→ **TO DO**
Your task is to print the material below exactly as presented.
[start RAW RECORDS]
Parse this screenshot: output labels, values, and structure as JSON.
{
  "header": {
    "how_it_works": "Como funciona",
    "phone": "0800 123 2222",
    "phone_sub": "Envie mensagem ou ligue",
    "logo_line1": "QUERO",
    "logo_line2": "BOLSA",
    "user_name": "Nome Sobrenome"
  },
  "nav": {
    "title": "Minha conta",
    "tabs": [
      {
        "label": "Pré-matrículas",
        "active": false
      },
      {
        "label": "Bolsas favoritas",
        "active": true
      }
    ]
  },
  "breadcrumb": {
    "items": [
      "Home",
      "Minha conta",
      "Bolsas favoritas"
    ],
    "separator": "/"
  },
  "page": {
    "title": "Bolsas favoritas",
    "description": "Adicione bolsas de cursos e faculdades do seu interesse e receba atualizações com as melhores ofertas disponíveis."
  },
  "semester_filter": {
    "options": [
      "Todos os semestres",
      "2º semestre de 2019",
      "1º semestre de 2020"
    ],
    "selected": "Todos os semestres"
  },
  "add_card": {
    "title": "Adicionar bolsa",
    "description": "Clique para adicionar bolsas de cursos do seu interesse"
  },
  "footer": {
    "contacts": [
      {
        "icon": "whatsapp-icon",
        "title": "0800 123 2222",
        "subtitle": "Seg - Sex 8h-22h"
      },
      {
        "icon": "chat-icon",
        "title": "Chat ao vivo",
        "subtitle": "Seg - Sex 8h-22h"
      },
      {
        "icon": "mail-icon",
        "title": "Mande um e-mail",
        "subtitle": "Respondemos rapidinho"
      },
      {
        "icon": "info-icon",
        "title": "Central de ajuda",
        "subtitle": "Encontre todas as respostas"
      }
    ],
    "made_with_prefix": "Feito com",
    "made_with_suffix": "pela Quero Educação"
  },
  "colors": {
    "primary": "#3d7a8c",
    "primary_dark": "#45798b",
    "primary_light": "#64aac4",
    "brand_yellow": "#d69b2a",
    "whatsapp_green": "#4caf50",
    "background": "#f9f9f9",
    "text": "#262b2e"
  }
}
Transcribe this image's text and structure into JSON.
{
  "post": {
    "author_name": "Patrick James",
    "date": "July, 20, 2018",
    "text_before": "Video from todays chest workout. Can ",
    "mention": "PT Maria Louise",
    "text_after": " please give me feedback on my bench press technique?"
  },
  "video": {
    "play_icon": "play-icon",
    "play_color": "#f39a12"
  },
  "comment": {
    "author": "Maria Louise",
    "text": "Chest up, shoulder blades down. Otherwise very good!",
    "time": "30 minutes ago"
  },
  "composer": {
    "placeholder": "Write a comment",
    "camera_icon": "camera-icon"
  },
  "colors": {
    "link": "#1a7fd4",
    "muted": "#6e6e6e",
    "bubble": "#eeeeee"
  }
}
[end RAW RECORDS]
→ **CORRECT ANSWER**
Parse this screenshot: output labels, values, and structure as JSON.
{
  "header": {
    "how_it_works": "Como funciona",
    "phone": "0800 123 2222",
    "phone_sub": "Envie mensagem ou ligue",
    "logo_line1": "QUERO",
    "logo_line2": "BOLSA",
    "user_name": "Nome Sobrenome"
  },
  "nav": {
    "title": "Minha conta",
    "tabs": [
      {
        "label": "Pré-matrículas",
        "active": false
      },
      {
        "label": "Bolsas favoritas",
        "active": true
      }
    ]
  },
  "breadcrumb": {
    "items": [
      "Home",
      "Minha conta",
      "Bolsas favoritas"
    ],
    "separator": "/"
  },
  "page": {
    "title": "Bolsas favoritas",
    "description": "Adicione bolsas de cursos e faculdades do seu interesse e receba atualizações com as melhores ofertas disponíveis."
  },
  "semester_filter": {
    "options": [
      "Todos os semestres",
      "2º semestre de 2019",
      "1º semestre de 2020"
    ],
    "selected": "Todos os semestres"
  },
  "add_card": {
    "title": "Adicionar bolsa",
    "description": "Clique para adicionar bolsas de cursos do seu interesse"
  },
  "footer": {
    "contacts": [
      {
        "icon": "whatsapp-icon",
        "title": "0800 123 2222",
        "subtitle": "Seg - Sex 8h-22h"
      },
      {
        "icon": "chat-icon",
        "title": "Chat ao vivo",
        "subtitle": "Seg - Sex 8h-22h"
      },
      {
        "icon": "mail-icon",
        "title": "Mande um e-mail",
        "subtitle": "Respondemos rapidinho"
      },
      {
        "icon": "info-icon",
        "title": "Central de ajuda",
        "subtitle": "Encontre todas as respostas"
      }
    ],
    "made_with_prefix": "Feito com",
    "made_with_suffix": "pela Quero Educação"
  },
  "colors": {
    "primary": "#3d7a8c",
    "primary_dark": "#45798b",
    "primary_light": "#64aac4",
    "brand_yellow": "#d69b2a",
    "whatsapp_green": "#4caf50",
    "background": "#f9f9f9",
    "text": "#262b2e"
  }
}
Transcribe this image's text and structure into JSON.
{
  "post": {
    "author_name": "Patrick James",
    "date": "July, 20, 2018",
    "text_before": "Video from todays chest workout. Can ",
    "mention": "PT Maria Louise",
    "text_after": " please give me feedback on my bench press technique?"
  },
  "video": {
    "play_icon": "play-icon",
    "play_color": "#f39a12"
  },
  "comment": {
    "author": "Maria Louise",
    "text": "Chest up, shoulder blades down. Otherwise very good!",
    "time": "30 minutes ago"
  },
  "composer": {
    "placeholder": "Write a comment",
    "camera_icon": "camera-icon"
  },
  "colors": {
    "link": "#1a7fd4",
    "muted": "#6e6e6e",
    "bubble": "#eeeeee"
  }
}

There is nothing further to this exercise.